──────── DOCUMENT TEXT
So you leave that course and you sign up for a different one. You show up to the new class, and the professor gets up and says, “Hi everyone, in this class we’re going to learn all about cars. We’re going to be starting with the drivetrain. It’s important that you be able to describe and identify all the parts. Look at this diagram. Here’s the gearbox (which you can see is constant-mesh), clutch mechanism, the flywheel, the differential…” You get up and walk out of the room.

Neither of these classes will teach you how to drive. And sadly, this is a pretty good metaphor for how statistics is usually taught. Some statistics courses give students an overview of probability theory and a brief sense of the history, without teaching them how to actually conduct an analysis. Others throw the equations right on the board and start discussing the terms without any context. All too often, a single class will try to include both of these approaches. This is probably worse than either of them alone.

Students don’t want to learn a list of tests, the life history of Ronald Fisher, or the exact meanings of the terms in the formula for the pooled standard deviation. All these are things one naturally picks up over time, but none of it is useful without the core knowledge. Students want to learn what statistics is and how we actually use it. But somehow they seem to come away from our courses without having been taught either of these things.

Driver’s ed focuses on the point of contact: how to use the car. Similarly, the main goal of this class was statistical skills and how to use them.

I wanted students to become statistically literate. Most students won’t end up being researchers or statisticians in the same way that most people who take driver’s ed won’t end up being auto mechanics or engineers for GM. We still benefit from knowing what a car is and how to operate it. Similarly, students benefit from knowing what statistics is and how to use it. For those students who do want to go on to use statistics professionally, this will still give them a strong foundation. Auto mechanics don’t suffer from having taken driver’s ed in high school.

The focus was limited and practical. Students were taught how to recognize different kinds of variables and data, interpret standard plots and graphs, read and understand statistical reports, and conduct basic analyses using statistical software. I alluded to other subjects of interest in lectures, but in the lessons and the evaluations, I focused on these basic skills.
────────────────
──────── MATERIAL SHOWN
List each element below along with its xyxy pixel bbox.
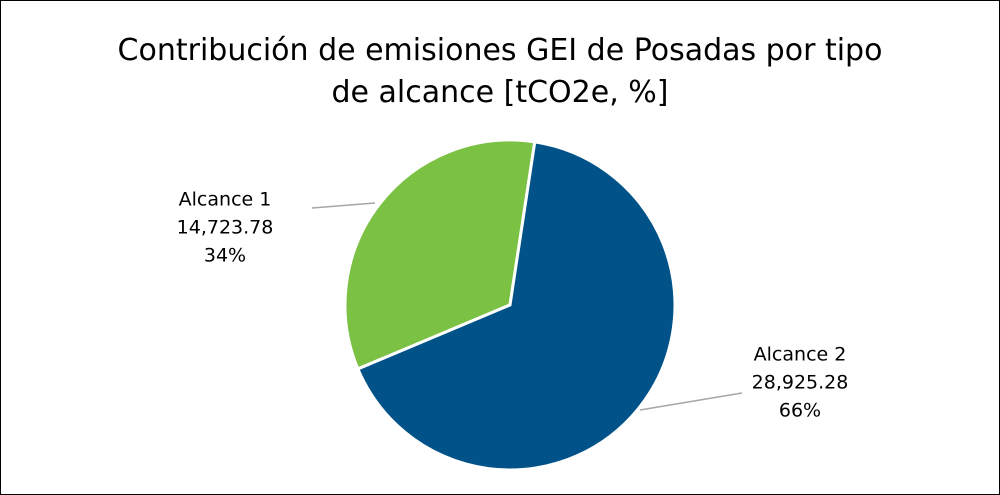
value-label: 14,723.78 [177,217,274,239]
leader-line [311,202,376,209]
slice-label: Alcance 1 [179,189,272,211]
chart-title: Contribución de emisiones GEI de Posadas… [117,33,883,110]
leader-line [639,392,743,411]
value-label: 28,925.28 [752,372,849,394]
percentage-label: 34% [204,245,246,267]
percentage-label: 66% [779,400,821,422]
pie-slice [355,140,677,472]
pie-slice [343,138,537,371]
slice-label: Alcance 2 [754,344,847,366]
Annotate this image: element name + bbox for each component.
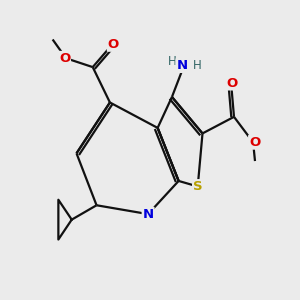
────────────────
**REQUIRED TASKS**
(a) Duplicate the passage on teaching statistics between "Students don’t want" and "of these things.", inclusive.
(b) Please rewrite all of the entries above with "bbox" replaced by "bounding box" and everything else unchanged, leaving the pictures out.

**SET OF ANSWERS**
(a)
Students don’t want to learn a list of tests, the life history of Ronald Fisher, or the exact meanings of the terms in the formula for the pooled standard deviation. All these are things one naturally picks up over time, but none of it is useful without the core knowledge. Students want to learn what statistics is and how we actually use it. But somehow they seem to come away from our courses without having been taught either of these things.

(b)
List each element below along with its xyxy pixel bounding box.
value-label: 14,723.78 [177,217,274,239]
leader-line [311,202,376,209]
slice-label: Alcance 1 [179,189,272,211]
chart-title: Contribución de emisiones GEI de Posadas… [117,33,883,110]
leader-line [639,392,743,411]
value-label: 28,925.28 [752,372,849,394]
percentage-label: 34% [204,245,246,267]
percentage-label: 66% [779,400,821,422]
pie-slice [355,140,677,472]
pie-slice [343,138,537,371]
slice-label: Alcance 2 [754,344,847,366]
Annotate this image: element name + bounding box for each component.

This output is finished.